**YOUR TASK:** The entries below are to be transcribed in full, without their images.

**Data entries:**
· · · · · · ·
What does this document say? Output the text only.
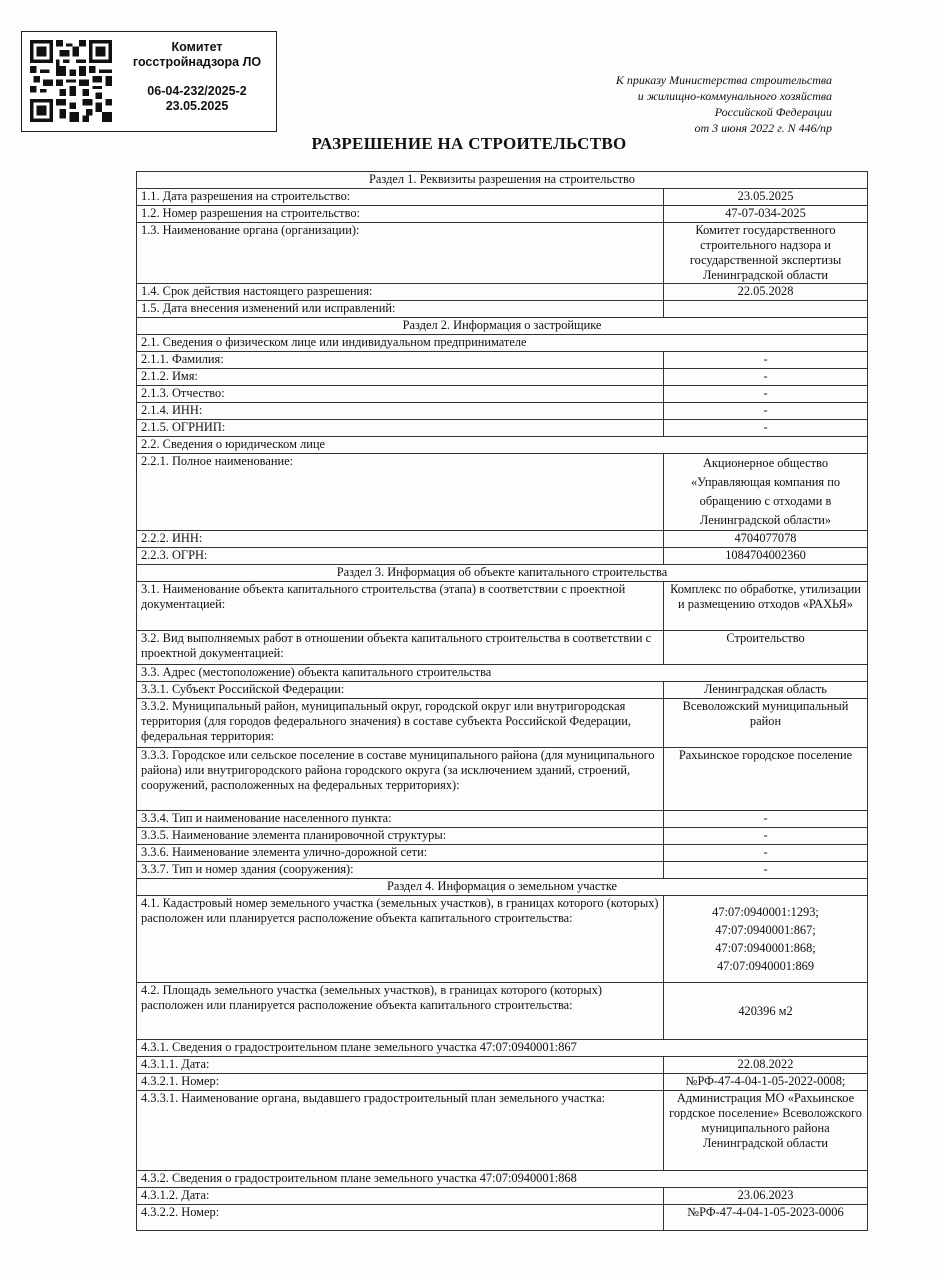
Комитет
госстройнадзора ЛО
06-04-232/2025-2
23.05.2025
К приказу Министерства строительства
и жилищно-коммунального хозяйства
Российской Федерации
от 3 июня 2022 г. N 446/пр
РАЗРЕШЕНИЕ НА СТРОИТЕЛЬСТВО
Раздел 1. Реквизиты разрешения на строительство	
1.1. Дата разрешения на строительство:	23.05.2025
1.2. Номер разрешения на строительство:	47-07-034-2025
1.3. Наименование органа (организации):	Комитет государственного строительного надзора и государственной экспертизы Ленинградской области
1.4. Срок действия настоящего разрешения:	22.05.2028
1.5. Дата внесения изменений или исправлений:	
Раздел 2. Информация о застройщике	
2.1. Сведения о физическом лице или индивидуальном предпринимателе	
2.1.1. Фамилия:	-
2.1.2. Имя:	-
2.1.3. Отчество:	-
2.1.4. ИНН:	-
2.1.5. ОГРНИП:	-
2.2. Сведения о юридическом лице	
2.2.1. Полное наименование:	Акционерное общество «Управляющая компания по обращению с отходами в Ленинградской области»
2.2.2. ИНН:	4704077078
2.2.3. ОГРН:	1084704002360
Раздел 3. Информация об объекте капитального строительства	
3.1. Наименование объекта капитального строительства (этапа) в соответствии с проектной документацией:	Комплекс по обработке, утилизации и размещению отходов «РАХЬЯ»
3.2. Вид выполняемых работ в отношении объекта капитального строительства в соответствии с проектной документацией:	Строительство
3.3. Адрес (местоположение) объекта капитального строительства	
3.3.1. Субъект Российской Федерации:	Ленинградская область
3.3.2. Муниципальный район, муниципальный округ, городской округ или внутригородская территория (для городов федерального значения) в составе субъекта Российской Федерации, федеральная территория:	Всеволожский муниципальный район
3.3.3. Городское или сельское поселение в составе муниципального района (для муниципального района) или внутригородского района городского округа (за исключением зданий, строений, сооружений, расположенных на федеральных территориях):	Рахьинское городское поселение
3.3.4. Тип и наименование населенного пункта:	-
3.3.5. Наименование элемента планировочной структуры:	-
3.3.6. Наименование элемента улично-дорожной сети:	-
3.3.7. Тип и номер здания (сооружения):	-
Раздел 4. Информация о земельном участке	
4.1. Кадастровый номер земельного участка (земельных участков), в границах которого (которых) расположен или планируется расположение объекта капитального строительства:	47:07:0940001:1293; 47:07:0940001:867; 47:07:0940001:868; 47:07:0940001:869
4.2. Площадь земельного участка (земельных участков), в границах которого (которых) расположен или планируется расположение объекта капитального строительства:	420396 м2
4.3.1. Сведения о градостроительном плане земельного участка 47:07:0940001:867	
4.3.1.1. Дата:	22.08.2022
4.3.2.1. Номер:	№РФ-47-4-04-1-05-2022-0008;
4.3.3.1. Наименование органа, выдавшего градостроительный план земельного участка:	Администрация МО «Рахьинское гордское поселение» Всеволожского муниципального района Ленинградской области
4.3.2. Сведения о градостроительном плане земельного участка 47:07:0940001:868	
4.3.1.2. Дата:	23.06.2023
4.3.2.2. Номер:	№РФ-47-4-04-1-05-2023-0006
· · · · · · ·
**SOLUTION FOR THIS TASK:**
What does this document say? Output the text only.
Комитет
госстройнадзора ЛО
06-04-232/2025-2
23.05.2025
К приказу Министерства строительства
и жилищно-коммунального хозяйства
Российской Федерации
от 3 июня 2022 г. N 446/пр
РАЗРЕШЕНИЕ НА СТРОИТЕЛЬСТВО
Раздел 1. Реквизиты разрешения на строительство	
1.1. Дата разрешения на строительство:	23.05.2025
1.2. Номер разрешения на строительство:	47-07-034-2025
1.3. Наименование органа (организации):	Комитет государственного строительного надзора и государственной экспертизы Ленинградской области
1.4. Срок действия настоящего разрешения:	22.05.2028
1.5. Дата внесения изменений или исправлений:	
Раздел 2. Информация о застройщике	
2.1. Сведения о физическом лице или индивидуальном предпринимателе	
2.1.1. Фамилия:	-
2.1.2. Имя:	-
2.1.3. Отчество:	-
2.1.4. ИНН:	-
2.1.5. ОГРНИП:	-
2.2. Сведения о юридическом лице	
2.2.1. Полное наименование:	Акционерное общество «Управляющая компания по обращению с отходами в Ленинградской области»
2.2.2. ИНН:	4704077078
2.2.3. ОГРН:	1084704002360
Раздел 3. Информация об объекте капитального строительства	
3.1. Наименование объекта капитального строительства (этапа) в соответствии с проектной документацией:	Комплекс по обработке, утилизации и размещению отходов «РАХЬЯ»
3.2. Вид выполняемых работ в отношении объекта капитального строительства в соответствии с проектной документацией:	Строительство
3.3. Адрес (местоположение) объекта капитального строительства	
3.3.1. Субъект Российской Федерации:	Ленинградская область
3.3.2. Муниципальный район, муниципальный округ, городской округ или внутригородская территория (для городов федерального значения) в составе субъекта Российской Федерации, федеральная территория:	Всеволожский муниципальный район
3.3.3. Городское или сельское поселение в составе муниципального района (для муниципального района) или внутригородского района городского округа (за исключением зданий, строений, сооружений, расположенных на федеральных территориях):	Рахьинское городское поселение
3.3.4. Тип и наименование населенного пункта:	-
3.3.5. Наименование элемента планировочной структуры:	-
3.3.6. Наименование элемента улично-дорожной сети:	-
3.3.7. Тип и номер здания (сооружения):	-
Раздел 4. Информация о земельном участке	
4.1. Кадастровый номер земельного участка (земельных участков), в границах которого (которых) расположен или планируется расположение объекта капитального строительства:	47:07:0940001:1293; 47:07:0940001:867; 47:07:0940001:868; 47:07:0940001:869
4.2. Площадь земельного участка (земельных участков), в границах которого (которых) расположен или планируется расположение объекта капитального строительства:	420396 м2
4.3.1. Сведения о градостроительном плане земельного участка 47:07:0940001:867	
4.3.1.1. Дата:	22.08.2022
4.3.2.1. Номер:	№РФ-47-4-04-1-05-2022-0008;
4.3.3.1. Наименование органа, выдавшего градостроительный план земельного участка:	Администрация МО «Рахьинское гордское поселение» Всеволожского муниципального района Ленинградской области
4.3.2. Сведения о градостроительном плане земельного участка 47:07:0940001:868	
4.3.1.2. Дата:	23.06.2023
4.3.2.2. Номер:	№РФ-47-4-04-1-05-2023-0006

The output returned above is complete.